• **Work to do**
Report back each line of the records that contains the string "comportamento".

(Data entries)
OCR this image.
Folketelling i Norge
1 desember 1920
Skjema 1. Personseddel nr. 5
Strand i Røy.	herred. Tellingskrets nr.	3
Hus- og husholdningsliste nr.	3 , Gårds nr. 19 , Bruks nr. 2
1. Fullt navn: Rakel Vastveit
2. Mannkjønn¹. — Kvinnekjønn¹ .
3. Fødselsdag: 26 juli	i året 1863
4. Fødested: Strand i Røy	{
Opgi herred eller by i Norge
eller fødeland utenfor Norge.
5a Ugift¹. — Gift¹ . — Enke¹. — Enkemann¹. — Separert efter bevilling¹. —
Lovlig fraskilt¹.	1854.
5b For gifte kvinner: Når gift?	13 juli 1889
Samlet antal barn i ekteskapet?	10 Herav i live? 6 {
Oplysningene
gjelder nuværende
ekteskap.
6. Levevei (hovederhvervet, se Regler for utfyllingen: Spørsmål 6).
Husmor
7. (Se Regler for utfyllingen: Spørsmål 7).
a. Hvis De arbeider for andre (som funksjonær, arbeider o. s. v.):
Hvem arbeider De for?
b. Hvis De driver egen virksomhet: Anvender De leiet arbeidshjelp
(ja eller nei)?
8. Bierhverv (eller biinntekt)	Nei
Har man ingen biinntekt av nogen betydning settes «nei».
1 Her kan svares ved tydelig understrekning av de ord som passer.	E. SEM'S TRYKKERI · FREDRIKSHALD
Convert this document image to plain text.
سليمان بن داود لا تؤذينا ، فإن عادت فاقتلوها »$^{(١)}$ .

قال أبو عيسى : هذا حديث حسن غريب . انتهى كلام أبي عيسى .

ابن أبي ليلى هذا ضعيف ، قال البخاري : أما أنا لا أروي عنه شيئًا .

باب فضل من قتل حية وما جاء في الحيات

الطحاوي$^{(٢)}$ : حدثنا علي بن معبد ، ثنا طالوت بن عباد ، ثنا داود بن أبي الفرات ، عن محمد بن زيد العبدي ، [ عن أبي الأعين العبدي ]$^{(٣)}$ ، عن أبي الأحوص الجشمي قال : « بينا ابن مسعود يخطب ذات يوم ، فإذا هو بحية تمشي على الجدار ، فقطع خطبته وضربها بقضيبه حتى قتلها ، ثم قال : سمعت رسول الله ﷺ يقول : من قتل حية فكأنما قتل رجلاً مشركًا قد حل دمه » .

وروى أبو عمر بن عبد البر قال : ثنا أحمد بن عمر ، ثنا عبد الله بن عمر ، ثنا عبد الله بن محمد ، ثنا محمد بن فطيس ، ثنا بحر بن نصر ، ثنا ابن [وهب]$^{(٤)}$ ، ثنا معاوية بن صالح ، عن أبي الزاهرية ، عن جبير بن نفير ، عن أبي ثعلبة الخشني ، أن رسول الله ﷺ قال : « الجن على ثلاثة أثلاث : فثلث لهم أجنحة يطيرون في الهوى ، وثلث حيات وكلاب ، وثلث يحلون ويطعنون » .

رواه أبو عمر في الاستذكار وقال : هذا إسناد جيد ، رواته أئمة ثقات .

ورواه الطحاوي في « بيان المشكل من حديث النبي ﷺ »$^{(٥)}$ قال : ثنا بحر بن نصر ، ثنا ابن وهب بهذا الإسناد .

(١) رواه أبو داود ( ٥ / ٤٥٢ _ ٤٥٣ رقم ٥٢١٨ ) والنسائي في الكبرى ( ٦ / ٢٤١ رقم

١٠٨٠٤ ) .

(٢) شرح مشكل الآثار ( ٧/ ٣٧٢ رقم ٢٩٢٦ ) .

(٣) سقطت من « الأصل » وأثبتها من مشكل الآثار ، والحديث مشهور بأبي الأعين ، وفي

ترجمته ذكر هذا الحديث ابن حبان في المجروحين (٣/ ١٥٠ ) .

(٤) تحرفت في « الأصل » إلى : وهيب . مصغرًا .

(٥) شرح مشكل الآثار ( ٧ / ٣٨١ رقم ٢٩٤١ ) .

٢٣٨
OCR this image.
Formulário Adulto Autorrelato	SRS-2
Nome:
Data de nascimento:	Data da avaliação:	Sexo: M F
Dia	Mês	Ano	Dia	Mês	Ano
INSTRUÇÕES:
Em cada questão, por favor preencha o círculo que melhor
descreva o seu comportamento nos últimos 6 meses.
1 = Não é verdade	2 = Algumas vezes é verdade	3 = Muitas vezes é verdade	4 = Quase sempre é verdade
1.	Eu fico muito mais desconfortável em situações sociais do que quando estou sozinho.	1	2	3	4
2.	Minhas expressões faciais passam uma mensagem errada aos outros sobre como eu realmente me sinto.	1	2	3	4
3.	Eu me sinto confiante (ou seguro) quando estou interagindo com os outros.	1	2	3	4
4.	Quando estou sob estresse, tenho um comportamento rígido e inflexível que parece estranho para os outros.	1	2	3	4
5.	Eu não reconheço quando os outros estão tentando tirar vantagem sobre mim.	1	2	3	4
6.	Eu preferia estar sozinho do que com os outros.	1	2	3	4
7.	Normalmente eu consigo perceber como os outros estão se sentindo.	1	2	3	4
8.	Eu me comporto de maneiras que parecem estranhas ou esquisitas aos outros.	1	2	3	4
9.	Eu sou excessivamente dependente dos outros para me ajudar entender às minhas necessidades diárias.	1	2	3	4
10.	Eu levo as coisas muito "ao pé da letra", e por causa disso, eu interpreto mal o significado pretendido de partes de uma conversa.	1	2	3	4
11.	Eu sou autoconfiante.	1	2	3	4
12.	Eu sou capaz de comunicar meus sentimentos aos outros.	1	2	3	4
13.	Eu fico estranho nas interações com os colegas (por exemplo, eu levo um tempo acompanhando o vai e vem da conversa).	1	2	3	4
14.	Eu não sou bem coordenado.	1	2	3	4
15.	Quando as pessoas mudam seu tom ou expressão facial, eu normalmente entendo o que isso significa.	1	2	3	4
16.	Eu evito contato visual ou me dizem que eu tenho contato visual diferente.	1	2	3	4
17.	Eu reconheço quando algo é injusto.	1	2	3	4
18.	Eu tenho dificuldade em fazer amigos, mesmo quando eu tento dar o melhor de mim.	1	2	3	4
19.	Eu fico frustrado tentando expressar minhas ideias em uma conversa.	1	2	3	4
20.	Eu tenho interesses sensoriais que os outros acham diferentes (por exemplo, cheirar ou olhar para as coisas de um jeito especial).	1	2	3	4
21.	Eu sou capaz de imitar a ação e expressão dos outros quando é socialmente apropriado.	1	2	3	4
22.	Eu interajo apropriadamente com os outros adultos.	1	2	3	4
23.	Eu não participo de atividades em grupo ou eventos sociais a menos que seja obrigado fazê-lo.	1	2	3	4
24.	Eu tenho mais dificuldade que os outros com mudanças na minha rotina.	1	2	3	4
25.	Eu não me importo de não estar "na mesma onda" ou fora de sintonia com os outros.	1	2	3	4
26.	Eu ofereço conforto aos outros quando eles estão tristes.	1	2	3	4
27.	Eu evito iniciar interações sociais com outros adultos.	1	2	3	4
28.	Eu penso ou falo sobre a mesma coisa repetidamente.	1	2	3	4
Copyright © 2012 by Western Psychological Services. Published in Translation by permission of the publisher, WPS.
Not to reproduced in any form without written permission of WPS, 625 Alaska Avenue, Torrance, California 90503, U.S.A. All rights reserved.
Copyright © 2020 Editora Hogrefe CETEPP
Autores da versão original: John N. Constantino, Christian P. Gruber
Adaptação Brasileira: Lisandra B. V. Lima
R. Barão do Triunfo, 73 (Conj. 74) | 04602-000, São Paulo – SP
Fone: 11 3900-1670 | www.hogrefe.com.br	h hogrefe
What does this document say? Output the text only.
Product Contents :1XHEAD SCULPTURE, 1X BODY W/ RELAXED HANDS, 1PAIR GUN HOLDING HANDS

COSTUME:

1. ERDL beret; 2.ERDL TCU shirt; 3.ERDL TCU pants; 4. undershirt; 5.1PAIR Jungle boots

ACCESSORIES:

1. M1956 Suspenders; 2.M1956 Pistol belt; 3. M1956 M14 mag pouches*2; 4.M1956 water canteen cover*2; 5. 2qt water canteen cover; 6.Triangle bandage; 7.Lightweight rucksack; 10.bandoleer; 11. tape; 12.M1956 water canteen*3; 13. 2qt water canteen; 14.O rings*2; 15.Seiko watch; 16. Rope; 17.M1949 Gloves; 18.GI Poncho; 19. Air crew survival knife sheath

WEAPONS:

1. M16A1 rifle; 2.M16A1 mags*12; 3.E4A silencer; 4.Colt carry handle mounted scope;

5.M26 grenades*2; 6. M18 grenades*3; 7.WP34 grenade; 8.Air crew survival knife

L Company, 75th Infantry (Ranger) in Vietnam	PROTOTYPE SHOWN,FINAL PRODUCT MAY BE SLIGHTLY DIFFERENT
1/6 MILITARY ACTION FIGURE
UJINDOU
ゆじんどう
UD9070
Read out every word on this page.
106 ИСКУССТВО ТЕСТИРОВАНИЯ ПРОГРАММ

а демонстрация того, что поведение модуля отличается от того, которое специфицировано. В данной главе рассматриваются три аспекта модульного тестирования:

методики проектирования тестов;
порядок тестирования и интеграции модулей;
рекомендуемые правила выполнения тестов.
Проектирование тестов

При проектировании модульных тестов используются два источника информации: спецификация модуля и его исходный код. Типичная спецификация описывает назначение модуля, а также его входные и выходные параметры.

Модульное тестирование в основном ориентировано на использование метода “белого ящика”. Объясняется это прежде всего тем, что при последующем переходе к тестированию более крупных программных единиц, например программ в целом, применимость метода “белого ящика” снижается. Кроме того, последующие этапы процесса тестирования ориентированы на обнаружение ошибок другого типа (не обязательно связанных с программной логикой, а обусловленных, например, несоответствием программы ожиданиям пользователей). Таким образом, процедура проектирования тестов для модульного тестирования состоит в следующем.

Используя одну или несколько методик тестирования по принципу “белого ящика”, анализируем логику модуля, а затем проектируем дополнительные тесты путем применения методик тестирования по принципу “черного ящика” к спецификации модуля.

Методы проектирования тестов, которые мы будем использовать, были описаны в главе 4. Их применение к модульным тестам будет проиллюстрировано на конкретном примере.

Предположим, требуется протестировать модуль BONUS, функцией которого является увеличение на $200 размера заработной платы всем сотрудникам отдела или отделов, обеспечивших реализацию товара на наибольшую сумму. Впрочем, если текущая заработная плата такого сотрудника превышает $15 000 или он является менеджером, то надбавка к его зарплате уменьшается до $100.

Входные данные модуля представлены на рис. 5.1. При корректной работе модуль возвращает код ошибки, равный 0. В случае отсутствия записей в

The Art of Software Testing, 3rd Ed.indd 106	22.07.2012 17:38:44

• **Output**
descreva o seu comportamento nos últimos 6 meses.
4.	Quando estou sob estresse, tenho um comportamento rígido e inflexível que parece estranho para os outros.	1	2	3	4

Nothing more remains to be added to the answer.